Convert the lines below into a JSON list of strings, with one string per line and any blank lines omitted.

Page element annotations
::::
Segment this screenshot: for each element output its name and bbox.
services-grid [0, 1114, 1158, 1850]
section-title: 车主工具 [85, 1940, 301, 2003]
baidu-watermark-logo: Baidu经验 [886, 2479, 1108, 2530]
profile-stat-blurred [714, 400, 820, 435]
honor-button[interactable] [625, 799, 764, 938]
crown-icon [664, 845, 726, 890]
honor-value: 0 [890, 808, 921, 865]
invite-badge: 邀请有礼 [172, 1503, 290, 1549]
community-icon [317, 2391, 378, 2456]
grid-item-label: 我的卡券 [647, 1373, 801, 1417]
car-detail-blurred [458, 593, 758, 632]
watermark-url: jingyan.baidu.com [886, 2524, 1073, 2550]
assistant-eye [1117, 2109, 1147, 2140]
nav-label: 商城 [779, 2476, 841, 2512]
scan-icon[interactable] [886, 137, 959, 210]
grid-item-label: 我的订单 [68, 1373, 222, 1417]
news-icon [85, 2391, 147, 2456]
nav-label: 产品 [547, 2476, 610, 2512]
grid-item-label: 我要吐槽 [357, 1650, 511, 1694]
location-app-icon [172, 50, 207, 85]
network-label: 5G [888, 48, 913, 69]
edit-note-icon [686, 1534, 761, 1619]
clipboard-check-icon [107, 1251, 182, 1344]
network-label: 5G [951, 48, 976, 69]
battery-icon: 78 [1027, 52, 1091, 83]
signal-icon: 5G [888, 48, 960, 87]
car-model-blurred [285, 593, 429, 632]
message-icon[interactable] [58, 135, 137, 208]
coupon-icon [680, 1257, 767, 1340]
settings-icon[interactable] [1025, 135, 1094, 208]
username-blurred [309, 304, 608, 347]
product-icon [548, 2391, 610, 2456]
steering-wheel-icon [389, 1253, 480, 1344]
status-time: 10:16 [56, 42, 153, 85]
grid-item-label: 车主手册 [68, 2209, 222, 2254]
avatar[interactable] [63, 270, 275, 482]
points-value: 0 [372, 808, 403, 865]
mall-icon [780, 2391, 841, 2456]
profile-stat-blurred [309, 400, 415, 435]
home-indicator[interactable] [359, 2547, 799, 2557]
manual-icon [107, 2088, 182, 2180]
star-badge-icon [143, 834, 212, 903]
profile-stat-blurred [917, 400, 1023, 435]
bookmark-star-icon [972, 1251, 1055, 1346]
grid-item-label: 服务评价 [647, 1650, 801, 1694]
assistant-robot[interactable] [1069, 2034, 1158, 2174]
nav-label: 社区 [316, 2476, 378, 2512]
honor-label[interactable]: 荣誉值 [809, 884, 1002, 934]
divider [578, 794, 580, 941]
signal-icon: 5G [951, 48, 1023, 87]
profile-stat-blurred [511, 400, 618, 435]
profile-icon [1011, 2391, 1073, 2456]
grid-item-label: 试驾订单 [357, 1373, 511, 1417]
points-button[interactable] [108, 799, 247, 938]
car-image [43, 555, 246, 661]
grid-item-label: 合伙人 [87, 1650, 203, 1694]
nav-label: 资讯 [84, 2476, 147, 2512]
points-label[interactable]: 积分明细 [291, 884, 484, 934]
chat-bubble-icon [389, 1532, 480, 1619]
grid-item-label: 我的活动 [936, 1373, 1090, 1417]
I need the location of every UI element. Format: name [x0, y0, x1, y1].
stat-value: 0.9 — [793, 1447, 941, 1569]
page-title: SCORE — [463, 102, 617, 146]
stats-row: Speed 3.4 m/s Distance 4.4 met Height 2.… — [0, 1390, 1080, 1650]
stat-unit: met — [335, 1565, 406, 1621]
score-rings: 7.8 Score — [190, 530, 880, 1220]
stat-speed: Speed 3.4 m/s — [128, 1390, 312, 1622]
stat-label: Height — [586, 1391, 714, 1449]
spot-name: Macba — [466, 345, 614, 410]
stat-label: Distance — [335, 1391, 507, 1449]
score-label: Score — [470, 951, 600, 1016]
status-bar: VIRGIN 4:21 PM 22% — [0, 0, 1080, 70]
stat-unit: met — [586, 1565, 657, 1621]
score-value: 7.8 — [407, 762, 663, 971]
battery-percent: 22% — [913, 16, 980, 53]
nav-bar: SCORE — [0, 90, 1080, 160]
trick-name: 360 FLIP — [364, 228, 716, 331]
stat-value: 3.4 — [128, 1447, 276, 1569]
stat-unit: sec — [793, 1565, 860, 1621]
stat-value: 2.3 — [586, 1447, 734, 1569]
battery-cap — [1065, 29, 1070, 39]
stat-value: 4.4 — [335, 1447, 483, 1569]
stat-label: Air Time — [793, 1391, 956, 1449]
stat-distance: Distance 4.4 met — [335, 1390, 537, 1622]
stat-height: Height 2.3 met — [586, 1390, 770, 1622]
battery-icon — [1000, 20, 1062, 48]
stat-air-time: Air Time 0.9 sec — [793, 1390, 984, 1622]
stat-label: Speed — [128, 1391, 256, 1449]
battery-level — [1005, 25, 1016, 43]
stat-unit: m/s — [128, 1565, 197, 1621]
::::
== ANSWER TO THE PROBLEM ==
[
  "Segment this screenshot: for each element output its name and bbox.",
  "services-grid [0, 1114, 1158, 1850]",
  "section-title: 车主工具 [85, 1940, 301, 2003]",
  "baidu-watermark-logo: Baidu经验 [886, 2479, 1108, 2530]",
  "profile-stat-blurred [714, 400, 820, 435]",
  "honor-button[interactable] [625, 799, 764, 938]",
  "crown-icon [664, 845, 726, 890]",
  "honor-value: 0 [890, 808, 921, 865]",
  "invite-badge: 邀请有礼 [172, 1503, 290, 1549]",
  "community-icon [317, 2391, 378, 2456]",
  "grid-item-label: 我的卡券 [647, 1373, 801, 1417]",
  "car-detail-blurred [458, 593, 758, 632]",
  "watermark-url: jingyan.baidu.com [886, 2524, 1073, 2550]",
  "assistant-eye [1117, 2109, 1147, 2140]",
  "nav-label: 商城 [779, 2476, 841, 2512]",
  "scan-icon[interactable] [886, 137, 959, 210]",
  "grid-item-label: 我的订单 [68, 1373, 222, 1417]",
  "news-icon [85, 2391, 147, 2456]",
  "nav-label: 产品 [547, 2476, 610, 2512]",
  "grid-item-label: 我要吐槽 [357, 1650, 511, 1694]",
  "location-app-icon [172, 50, 207, 85]",
  "network-label: 5G [888, 48, 913, 69]",
  "edit-note-icon [686, 1534, 761, 1619]",
  "clipboard-check-icon [107, 1251, 182, 1344]",
  "network-label: 5G [951, 48, 976, 69]",
  "battery-icon: 78 [1027, 52, 1091, 83]",
  "signal-icon: 5G [888, 48, 960, 87]",
  "car-model-blurred [285, 593, 429, 632]",
  "message-icon[interactable] [58, 135, 137, 208]",
  "coupon-icon [680, 1257, 767, 1340]",
  "settings-icon[interactable] [1025, 135, 1094, 208]",
  "username-blurred [309, 304, 608, 347]",
  "product-icon [548, 2391, 610, 2456]",
  "steering-wheel-icon [389, 1253, 480, 1344]",
  "status-time: 10:16 [56, 42, 153, 85]",
  "grid-item-label: 车主手册 [68, 2209, 222, 2254]",
  "avatar[interactable] [63, 270, 275, 482]",
  "points-value: 0 [372, 808, 403, 865]",
  "mall-icon [780, 2391, 841, 2456]",
  "profile-stat-blurred [309, 400, 415, 435]",
  "home-indicator[interactable] [359, 2547, 799, 2557]",
  "manual-icon [107, 2088, 182, 2180]",
  "star-badge-icon [143, 834, 212, 903]",
  "profile-stat-blurred [917, 400, 1023, 435]",
  "bookmark-star-icon [972, 1251, 1055, 1346]",
  "grid-item-label: 服务评价 [647, 1650, 801, 1694]",
  "assistant-robot[interactable] [1069, 2034, 1158, 2174]",
  "nav-label: 社区 [316, 2476, 378, 2512]",
  "honor-label[interactable]: 荣誉值 [809, 884, 1002, 934]",
  "divider [578, 794, 580, 941]",
  "signal-icon: 5G [951, 48, 1023, 87]",
  "profile-stat-blurred [511, 400, 618, 435]",
  "profile-icon [1011, 2391, 1073, 2456]",
  "grid-item-label: 试驾订单 [357, 1373, 511, 1417]",
  "points-button[interactable] [108, 799, 247, 938]",
  "car-image [43, 555, 246, 661]",
  "grid-item-label: 合伙人 [87, 1650, 203, 1694]",
  "nav-label: 资讯 [84, 2476, 147, 2512]",
  "points-label[interactable]: 积分明细 [291, 884, 484, 934]",
  "chat-bubble-icon [389, 1532, 480, 1619]",
  "grid-item-label: 我的活动 [936, 1373, 1090, 1417]",
  "I need the location of every UI element. Format: name [x0, y0, x1, y1].",
  "stat-value: 0.9 — [793, 1447, 941, 1569]",
  "page-title: SCORE — [463, 102, 617, 146]",
  "stats-row: Speed 3.4 m/s Distance 4.4 met Height 2.… — [0, 1390, 1080, 1650]",
  "stat-unit: met — [335, 1565, 406, 1621]",
  "score-rings: 7.8 Score — [190, 530, 880, 1220]",
  "stat-speed: Speed 3.4 m/s — [128, 1390, 312, 1622]",
  "stat-label: Height — [586, 1391, 714, 1449]",
  "spot-name: Macba — [466, 345, 614, 410]",
  "stat-label: Distance — [335, 1391, 507, 1449]",
  "score-label: Score — [470, 951, 600, 1016]",
  "status-bar: VIRGIN 4:21 PM 22% — [0, 0, 1080, 70]",
  "stat-unit: met — [586, 1565, 657, 1621]",
  "score-value: 7.8 — [407, 762, 663, 971]",
  "battery-percent: 22% — [913, 16, 980, 53]",
  "nav-bar: SCORE — [0, 90, 1080, 160]",
  "trick-name: 360 FLIP — [364, 228, 716, 331]",
  "stat-value: 3.4 — [128, 1447, 276, 1569]",
  "stat-unit: sec — [793, 1565, 860, 1621]",
  "stat-value: 2.3 — [586, 1447, 734, 1569]",
  "battery-cap — [1065, 29, 1070, 39]",
  "stat-value: 4.4 — [335, 1447, 483, 1569]",
  "stat-label: Air Time — [793, 1391, 956, 1449]",
  "stat-distance: Distance 4.4 met — [335, 1390, 537, 1622]",
  "stat-height: Height 2.3 met — [586, 1390, 770, 1622]",
  "battery-icon — [1000, 20, 1062, 48]",
  "stat-air-time: Air Time 0.9 sec — [793, 1390, 984, 1622]",
  "stat-label: Speed — [128, 1391, 256, 1449]",
  "battery-level — [1005, 25, 1016, 43]",
  "stat-unit: m/s — [128, 1565, 197, 1621]"
]